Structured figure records
* * * * * * *

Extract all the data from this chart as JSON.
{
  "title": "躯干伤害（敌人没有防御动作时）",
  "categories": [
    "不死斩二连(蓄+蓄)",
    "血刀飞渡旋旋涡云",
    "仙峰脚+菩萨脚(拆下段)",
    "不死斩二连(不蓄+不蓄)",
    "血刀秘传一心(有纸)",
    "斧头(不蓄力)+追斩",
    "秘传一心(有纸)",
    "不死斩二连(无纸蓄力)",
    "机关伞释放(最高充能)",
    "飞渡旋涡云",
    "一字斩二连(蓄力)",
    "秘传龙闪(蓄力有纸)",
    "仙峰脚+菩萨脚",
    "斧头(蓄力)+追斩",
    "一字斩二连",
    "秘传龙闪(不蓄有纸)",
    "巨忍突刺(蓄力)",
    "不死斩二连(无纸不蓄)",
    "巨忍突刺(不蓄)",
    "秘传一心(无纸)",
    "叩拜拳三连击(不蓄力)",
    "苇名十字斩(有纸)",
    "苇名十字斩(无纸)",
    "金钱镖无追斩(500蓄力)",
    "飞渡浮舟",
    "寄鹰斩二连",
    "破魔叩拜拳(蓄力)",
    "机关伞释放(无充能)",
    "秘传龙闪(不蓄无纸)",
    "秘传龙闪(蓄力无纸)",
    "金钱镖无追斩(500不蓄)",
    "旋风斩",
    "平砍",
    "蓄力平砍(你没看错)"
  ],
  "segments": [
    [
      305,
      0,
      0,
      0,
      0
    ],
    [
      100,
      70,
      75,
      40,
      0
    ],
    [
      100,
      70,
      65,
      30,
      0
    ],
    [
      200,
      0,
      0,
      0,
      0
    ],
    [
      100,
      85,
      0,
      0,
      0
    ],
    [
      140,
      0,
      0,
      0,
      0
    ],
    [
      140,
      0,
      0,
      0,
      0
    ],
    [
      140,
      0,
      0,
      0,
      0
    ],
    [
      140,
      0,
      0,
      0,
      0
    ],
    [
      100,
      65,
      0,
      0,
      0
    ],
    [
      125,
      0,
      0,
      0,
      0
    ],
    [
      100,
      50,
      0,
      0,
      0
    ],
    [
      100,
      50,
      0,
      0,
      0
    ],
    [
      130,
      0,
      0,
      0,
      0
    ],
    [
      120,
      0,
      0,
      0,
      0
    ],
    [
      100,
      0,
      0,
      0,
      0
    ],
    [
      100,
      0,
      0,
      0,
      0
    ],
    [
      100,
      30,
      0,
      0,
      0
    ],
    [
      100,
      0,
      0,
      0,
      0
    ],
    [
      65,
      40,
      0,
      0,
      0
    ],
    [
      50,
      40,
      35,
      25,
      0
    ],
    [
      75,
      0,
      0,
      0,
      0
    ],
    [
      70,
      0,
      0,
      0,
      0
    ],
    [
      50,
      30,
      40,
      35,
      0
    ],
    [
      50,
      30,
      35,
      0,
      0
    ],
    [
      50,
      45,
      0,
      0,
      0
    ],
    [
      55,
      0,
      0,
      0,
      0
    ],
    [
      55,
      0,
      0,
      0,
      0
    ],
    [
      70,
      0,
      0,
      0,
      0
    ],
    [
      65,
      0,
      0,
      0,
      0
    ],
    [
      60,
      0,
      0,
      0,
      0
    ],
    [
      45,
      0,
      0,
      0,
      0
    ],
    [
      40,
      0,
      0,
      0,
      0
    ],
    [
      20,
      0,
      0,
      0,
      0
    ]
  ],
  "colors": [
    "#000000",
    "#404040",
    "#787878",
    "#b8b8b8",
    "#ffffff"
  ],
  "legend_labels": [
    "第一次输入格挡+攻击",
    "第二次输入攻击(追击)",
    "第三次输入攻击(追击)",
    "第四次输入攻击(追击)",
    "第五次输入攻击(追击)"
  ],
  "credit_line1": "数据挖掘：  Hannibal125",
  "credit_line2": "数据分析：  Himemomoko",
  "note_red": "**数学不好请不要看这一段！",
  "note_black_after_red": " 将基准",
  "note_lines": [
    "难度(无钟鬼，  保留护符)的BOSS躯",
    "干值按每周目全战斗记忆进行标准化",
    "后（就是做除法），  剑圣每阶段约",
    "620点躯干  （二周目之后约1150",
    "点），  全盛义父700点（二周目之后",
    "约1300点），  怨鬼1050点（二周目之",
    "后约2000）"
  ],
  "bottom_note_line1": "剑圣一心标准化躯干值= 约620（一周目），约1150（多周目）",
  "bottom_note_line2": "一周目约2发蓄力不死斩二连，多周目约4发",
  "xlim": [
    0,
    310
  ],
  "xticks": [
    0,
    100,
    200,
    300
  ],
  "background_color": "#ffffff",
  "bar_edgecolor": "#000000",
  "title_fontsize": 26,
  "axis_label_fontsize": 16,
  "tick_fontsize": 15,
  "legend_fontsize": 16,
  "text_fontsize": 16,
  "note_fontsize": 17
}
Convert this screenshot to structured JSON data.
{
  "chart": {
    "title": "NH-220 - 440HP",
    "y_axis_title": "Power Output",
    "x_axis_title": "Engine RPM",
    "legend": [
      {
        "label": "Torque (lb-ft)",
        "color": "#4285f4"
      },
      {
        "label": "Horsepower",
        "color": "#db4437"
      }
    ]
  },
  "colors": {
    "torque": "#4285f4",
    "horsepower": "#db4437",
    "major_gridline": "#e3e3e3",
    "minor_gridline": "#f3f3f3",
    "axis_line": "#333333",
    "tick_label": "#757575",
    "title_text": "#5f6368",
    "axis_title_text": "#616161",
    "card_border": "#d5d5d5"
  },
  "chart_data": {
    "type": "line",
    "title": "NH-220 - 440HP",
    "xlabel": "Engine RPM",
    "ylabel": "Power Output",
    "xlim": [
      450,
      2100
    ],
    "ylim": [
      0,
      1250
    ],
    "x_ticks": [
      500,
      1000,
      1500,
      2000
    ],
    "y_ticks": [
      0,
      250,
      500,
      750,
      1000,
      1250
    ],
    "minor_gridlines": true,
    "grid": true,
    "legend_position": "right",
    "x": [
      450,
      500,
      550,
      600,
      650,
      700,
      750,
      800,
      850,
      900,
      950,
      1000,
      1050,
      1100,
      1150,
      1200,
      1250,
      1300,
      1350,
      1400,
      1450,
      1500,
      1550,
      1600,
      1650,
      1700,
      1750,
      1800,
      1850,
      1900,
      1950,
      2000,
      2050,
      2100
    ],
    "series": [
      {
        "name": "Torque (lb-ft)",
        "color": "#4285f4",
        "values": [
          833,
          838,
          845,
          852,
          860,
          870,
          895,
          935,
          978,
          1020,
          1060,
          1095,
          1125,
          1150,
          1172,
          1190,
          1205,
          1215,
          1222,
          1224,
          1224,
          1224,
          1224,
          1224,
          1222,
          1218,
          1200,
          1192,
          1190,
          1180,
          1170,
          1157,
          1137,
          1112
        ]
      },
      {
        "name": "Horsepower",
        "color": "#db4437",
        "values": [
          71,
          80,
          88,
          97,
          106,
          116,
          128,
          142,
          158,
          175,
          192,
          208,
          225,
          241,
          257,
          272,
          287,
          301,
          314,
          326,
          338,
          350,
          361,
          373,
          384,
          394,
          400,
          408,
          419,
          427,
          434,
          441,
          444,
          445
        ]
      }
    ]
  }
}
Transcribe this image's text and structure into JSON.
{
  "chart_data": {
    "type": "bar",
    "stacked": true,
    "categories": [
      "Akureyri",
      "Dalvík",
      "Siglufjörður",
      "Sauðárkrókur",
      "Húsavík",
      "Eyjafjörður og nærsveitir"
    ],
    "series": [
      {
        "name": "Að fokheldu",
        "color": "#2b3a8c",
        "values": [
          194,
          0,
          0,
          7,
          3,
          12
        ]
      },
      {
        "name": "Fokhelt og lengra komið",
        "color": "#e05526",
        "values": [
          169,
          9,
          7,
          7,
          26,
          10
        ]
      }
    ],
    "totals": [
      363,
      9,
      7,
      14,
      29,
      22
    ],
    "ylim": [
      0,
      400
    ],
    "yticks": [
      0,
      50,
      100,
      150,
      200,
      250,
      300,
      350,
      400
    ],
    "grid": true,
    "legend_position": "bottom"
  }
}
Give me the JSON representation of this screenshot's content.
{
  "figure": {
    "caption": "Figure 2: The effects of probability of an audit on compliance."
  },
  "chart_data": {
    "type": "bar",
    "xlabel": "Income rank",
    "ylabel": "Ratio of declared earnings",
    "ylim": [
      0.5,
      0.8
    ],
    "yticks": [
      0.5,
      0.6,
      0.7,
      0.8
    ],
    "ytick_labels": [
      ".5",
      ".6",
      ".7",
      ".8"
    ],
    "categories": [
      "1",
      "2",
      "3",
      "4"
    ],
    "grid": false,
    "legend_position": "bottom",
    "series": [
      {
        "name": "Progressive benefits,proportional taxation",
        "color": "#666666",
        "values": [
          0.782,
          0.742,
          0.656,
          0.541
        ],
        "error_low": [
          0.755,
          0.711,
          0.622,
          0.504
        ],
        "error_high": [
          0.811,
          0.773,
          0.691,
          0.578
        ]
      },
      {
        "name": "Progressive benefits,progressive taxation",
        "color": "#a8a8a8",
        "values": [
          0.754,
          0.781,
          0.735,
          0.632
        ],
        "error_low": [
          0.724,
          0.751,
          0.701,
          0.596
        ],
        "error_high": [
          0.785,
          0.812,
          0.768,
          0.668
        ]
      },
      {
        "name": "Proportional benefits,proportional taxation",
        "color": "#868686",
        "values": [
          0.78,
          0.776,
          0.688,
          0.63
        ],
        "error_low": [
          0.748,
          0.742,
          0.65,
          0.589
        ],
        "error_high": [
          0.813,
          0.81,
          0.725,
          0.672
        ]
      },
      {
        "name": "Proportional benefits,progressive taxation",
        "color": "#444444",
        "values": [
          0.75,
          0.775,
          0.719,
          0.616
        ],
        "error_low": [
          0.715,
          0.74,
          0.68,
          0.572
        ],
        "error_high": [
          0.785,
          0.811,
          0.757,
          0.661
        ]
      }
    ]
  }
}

* * * * * * *

Report how many lines include the word "taxation". Give nothing but the number.

4